** Stated task **
The listing below should be copied in full, word for word.

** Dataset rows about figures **
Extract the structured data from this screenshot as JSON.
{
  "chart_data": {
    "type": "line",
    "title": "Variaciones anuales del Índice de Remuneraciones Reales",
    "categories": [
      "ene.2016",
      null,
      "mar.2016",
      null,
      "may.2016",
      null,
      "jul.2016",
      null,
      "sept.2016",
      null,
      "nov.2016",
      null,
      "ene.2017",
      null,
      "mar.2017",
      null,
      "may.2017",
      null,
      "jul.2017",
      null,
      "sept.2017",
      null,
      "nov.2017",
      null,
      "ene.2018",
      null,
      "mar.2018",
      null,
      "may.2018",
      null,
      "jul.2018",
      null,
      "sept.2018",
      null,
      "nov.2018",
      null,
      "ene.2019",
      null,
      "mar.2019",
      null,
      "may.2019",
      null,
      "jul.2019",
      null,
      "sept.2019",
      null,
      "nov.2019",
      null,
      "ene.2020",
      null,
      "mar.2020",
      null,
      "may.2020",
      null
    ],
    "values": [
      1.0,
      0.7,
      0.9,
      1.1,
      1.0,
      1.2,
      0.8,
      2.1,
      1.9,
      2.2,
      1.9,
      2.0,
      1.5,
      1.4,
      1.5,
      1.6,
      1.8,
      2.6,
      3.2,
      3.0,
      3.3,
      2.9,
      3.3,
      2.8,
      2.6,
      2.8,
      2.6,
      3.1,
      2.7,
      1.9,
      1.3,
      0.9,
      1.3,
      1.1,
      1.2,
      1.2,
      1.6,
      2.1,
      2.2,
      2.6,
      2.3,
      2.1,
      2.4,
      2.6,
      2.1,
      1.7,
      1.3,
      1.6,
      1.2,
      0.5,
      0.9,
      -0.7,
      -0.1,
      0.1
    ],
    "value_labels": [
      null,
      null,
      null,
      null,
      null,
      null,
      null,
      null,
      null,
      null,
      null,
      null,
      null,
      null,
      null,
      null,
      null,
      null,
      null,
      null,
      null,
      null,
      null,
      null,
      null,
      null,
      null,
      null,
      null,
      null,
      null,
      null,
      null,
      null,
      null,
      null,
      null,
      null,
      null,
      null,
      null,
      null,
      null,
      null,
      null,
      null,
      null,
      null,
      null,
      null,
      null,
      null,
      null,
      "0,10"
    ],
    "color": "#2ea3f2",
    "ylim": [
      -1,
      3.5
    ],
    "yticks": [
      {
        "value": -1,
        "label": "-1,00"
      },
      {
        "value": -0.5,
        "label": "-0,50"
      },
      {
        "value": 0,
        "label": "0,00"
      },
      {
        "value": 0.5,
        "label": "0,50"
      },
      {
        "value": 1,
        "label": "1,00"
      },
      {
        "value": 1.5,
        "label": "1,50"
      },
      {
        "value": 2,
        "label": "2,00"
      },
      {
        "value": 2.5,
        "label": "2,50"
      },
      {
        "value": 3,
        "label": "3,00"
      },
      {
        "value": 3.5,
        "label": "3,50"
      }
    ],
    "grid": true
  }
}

** Task response **
Extract the structured data from this screenshot as JSON.
{
  "chart_data": {
    "type": "line",
    "title": "Variaciones anuales del Índice de Remuneraciones Reales",
    "categories": [
      "ene.2016",
      null,
      "mar.2016",
      null,
      "may.2016",
      null,
      "jul.2016",
      null,
      "sept.2016",
      null,
      "nov.2016",
      null,
      "ene.2017",
      null,
      "mar.2017",
      null,
      "may.2017",
      null,
      "jul.2017",
      null,
      "sept.2017",
      null,
      "nov.2017",
      null,
      "ene.2018",
      null,
      "mar.2018",
      null,
      "may.2018",
      null,
      "jul.2018",
      null,
      "sept.2018",
      null,
      "nov.2018",
      null,
      "ene.2019",
      null,
      "mar.2019",
      null,
      "may.2019",
      null,
      "jul.2019",
      null,
      "sept.2019",
      null,
      "nov.2019",
      null,
      "ene.2020",
      null,
      "mar.2020",
      null,
      "may.2020",
      null
    ],
    "values": [
      1.0,
      0.7,
      0.9,
      1.1,
      1.0,
      1.2,
      0.8,
      2.1,
      1.9,
      2.2,
      1.9,
      2.0,
      1.5,
      1.4,
      1.5,
      1.6,
      1.8,
      2.6,
      3.2,
      3.0,
      3.3,
      2.9,
      3.3,
      2.8,
      2.6,
      2.8,
      2.6,
      3.1,
      2.7,
      1.9,
      1.3,
      0.9,
      1.3,
      1.1,
      1.2,
      1.2,
      1.6,
      2.1,
      2.2,
      2.6,
      2.3,
      2.1,
      2.4,
      2.6,
      2.1,
      1.7,
      1.3,
      1.6,
      1.2,
      0.5,
      0.9,
      -0.7,
      -0.1,
      0.1
    ],
    "value_labels": [
      null,
      null,
      null,
      null,
      null,
      null,
      null,
      null,
      null,
      null,
      null,
      null,
      null,
      null,
      null,
      null,
      null,
      null,
      null,
      null,
      null,
      null,
      null,
      null,
      null,
      null,
      null,
      null,
      null,
      null,
      null,
      null,
      null,
      null,
      null,
      null,
      null,
      null,
      null,
      null,
      null,
      null,
      null,
      null,
      null,
      null,
      null,
      null,
      null,
      null,
      null,
      null,
      null,
      "0,10"
    ],
    "color": "#2ea3f2",
    "ylim": [
      -1,
      3.5
    ],
    "yticks": [
      {
        "value": -1,
        "label": "-1,00"
      },
      {
        "value": -0.5,
        "label": "-0,50"
      },
      {
        "value": 0,
        "label": "0,00"
      },
      {
        "value": 0.5,
        "label": "0,50"
      },
      {
        "value": 1,
        "label": "1,00"
      },
      {
        "value": 1.5,
        "label": "1,50"
      },
      {
        "value": 2,
        "label": "2,00"
      },
      {
        "value": 2.5,
        "label": "2,50"
      },
      {
        "value": 3,
        "label": "3,00"
      },
      {
        "value": 3.5,
        "label": "3,50"
      }
    ],
    "grid": true
  }
}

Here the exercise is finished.